● **Records from a dataset**
▽
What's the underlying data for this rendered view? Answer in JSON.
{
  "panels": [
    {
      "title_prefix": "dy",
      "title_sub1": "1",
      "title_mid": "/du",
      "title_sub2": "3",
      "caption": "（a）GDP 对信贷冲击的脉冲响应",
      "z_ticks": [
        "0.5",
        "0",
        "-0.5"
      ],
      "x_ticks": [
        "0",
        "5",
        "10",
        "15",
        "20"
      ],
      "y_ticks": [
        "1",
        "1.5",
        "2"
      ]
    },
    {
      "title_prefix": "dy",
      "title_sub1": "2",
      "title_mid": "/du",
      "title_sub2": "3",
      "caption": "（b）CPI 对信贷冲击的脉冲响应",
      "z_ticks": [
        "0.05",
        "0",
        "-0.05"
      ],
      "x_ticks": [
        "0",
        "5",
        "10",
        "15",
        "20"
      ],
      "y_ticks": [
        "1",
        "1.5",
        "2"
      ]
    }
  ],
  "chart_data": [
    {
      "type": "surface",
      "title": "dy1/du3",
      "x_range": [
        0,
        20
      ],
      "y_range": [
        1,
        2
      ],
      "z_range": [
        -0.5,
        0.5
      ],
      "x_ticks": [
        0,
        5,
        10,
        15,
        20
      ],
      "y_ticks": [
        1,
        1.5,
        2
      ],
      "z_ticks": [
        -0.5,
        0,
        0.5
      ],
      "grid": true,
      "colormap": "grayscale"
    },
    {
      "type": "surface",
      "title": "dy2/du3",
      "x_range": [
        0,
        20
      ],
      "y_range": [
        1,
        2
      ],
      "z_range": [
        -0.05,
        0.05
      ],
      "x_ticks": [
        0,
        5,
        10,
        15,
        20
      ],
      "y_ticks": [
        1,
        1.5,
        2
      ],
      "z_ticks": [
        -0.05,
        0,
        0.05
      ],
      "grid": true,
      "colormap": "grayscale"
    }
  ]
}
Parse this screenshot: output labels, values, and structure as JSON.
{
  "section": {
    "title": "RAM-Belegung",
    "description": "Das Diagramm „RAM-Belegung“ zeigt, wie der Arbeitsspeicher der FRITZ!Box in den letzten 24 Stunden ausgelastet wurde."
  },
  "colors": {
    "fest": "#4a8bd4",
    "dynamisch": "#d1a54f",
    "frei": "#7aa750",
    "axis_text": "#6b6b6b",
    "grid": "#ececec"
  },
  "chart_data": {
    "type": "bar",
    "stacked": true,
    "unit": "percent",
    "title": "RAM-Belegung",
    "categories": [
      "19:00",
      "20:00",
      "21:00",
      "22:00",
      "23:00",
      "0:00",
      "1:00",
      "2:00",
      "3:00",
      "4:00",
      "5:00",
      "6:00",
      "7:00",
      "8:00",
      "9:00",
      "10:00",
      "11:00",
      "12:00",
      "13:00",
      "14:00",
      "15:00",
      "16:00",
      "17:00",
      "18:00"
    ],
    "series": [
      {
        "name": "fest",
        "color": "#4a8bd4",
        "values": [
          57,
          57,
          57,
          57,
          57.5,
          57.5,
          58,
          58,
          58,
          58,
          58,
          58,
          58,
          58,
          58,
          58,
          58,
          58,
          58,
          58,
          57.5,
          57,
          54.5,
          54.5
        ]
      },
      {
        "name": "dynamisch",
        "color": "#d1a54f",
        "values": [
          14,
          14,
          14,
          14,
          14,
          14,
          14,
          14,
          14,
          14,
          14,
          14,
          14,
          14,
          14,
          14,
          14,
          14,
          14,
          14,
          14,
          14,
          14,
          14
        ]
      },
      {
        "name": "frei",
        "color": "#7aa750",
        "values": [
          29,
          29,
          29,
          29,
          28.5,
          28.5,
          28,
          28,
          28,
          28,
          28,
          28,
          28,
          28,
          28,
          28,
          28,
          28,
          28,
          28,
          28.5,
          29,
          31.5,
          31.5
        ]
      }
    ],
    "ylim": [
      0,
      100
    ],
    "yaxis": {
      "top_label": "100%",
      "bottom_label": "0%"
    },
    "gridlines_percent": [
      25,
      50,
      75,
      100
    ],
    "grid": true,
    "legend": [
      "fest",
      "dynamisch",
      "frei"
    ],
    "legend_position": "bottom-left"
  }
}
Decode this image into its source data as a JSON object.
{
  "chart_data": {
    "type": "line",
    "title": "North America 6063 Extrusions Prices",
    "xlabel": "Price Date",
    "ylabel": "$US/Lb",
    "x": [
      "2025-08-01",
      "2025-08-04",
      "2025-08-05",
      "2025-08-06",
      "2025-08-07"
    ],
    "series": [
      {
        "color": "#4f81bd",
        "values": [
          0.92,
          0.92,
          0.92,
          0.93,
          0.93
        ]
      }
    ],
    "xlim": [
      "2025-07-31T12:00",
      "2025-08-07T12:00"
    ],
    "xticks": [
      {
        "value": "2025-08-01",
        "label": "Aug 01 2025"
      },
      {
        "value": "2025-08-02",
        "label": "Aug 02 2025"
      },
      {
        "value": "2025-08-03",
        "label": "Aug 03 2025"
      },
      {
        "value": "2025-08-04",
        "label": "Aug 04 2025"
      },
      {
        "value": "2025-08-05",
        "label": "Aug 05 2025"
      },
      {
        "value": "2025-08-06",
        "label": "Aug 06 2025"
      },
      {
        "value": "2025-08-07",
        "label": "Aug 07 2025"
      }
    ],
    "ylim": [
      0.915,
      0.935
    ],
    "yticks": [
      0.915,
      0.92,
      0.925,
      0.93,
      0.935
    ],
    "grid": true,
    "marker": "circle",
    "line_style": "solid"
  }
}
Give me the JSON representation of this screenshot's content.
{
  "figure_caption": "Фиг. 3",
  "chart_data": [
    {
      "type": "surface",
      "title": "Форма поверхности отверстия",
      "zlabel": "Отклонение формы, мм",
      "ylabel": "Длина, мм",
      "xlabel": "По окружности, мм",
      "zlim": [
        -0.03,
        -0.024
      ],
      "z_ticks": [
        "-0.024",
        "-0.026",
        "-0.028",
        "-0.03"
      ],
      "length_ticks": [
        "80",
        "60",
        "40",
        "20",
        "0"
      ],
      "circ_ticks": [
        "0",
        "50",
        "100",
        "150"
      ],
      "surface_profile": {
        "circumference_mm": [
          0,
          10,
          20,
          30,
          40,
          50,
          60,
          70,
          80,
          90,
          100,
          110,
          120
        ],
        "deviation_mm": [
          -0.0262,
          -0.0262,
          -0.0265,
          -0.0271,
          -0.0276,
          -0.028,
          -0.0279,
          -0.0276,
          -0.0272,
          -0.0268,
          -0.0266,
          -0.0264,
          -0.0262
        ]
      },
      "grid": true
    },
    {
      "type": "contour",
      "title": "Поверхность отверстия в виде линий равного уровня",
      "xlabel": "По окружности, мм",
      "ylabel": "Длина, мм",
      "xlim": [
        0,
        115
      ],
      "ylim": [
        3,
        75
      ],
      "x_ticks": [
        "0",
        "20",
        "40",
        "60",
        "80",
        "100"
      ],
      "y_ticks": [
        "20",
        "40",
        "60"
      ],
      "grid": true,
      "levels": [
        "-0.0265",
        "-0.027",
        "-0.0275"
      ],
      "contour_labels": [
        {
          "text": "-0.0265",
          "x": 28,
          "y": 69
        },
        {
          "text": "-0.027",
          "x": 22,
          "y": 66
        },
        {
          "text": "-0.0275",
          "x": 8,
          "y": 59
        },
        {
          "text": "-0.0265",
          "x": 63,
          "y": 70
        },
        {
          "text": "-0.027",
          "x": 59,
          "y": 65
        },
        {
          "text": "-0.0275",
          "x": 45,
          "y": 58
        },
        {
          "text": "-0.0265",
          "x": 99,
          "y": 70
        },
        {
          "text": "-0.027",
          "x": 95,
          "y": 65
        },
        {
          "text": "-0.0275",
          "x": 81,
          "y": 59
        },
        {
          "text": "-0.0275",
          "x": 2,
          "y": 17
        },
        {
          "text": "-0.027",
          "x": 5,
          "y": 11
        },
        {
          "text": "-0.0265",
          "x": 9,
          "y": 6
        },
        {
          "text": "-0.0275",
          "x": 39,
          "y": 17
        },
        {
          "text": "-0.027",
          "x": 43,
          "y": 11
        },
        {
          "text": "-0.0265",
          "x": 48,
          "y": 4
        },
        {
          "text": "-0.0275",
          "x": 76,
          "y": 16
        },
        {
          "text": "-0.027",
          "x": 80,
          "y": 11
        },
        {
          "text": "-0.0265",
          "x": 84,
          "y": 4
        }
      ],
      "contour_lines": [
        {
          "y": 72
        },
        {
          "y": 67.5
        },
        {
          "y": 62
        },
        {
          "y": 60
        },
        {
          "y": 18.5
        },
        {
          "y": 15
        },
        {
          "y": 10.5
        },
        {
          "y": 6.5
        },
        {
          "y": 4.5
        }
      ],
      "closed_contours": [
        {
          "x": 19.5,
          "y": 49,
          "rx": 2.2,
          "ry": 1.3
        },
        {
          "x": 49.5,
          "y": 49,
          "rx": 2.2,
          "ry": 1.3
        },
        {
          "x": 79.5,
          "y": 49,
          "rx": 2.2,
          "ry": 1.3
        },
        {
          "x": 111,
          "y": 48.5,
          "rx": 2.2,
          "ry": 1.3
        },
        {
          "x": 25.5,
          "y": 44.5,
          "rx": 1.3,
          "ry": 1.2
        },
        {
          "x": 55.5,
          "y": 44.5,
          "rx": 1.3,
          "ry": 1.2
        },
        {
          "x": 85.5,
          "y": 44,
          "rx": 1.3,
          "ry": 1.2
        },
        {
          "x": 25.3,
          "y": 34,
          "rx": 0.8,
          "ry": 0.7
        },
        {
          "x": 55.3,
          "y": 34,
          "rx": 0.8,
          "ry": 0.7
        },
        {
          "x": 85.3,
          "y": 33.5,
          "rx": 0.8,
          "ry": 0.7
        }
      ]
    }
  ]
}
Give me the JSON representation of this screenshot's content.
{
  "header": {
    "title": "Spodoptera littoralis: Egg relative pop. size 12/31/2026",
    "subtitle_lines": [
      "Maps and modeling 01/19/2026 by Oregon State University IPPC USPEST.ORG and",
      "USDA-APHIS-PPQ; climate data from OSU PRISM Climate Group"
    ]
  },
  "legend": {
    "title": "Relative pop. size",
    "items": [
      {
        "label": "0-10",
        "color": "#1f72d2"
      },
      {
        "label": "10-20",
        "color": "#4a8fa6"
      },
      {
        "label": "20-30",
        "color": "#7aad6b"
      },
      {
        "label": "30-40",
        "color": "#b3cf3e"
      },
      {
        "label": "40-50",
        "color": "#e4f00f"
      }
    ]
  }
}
△
Which lines of the data include "отверстия"? Copy each of them.

      "title": "Форма поверхности отверстия",
      "title": "Поверхность отверстия в виде линий равного уровня",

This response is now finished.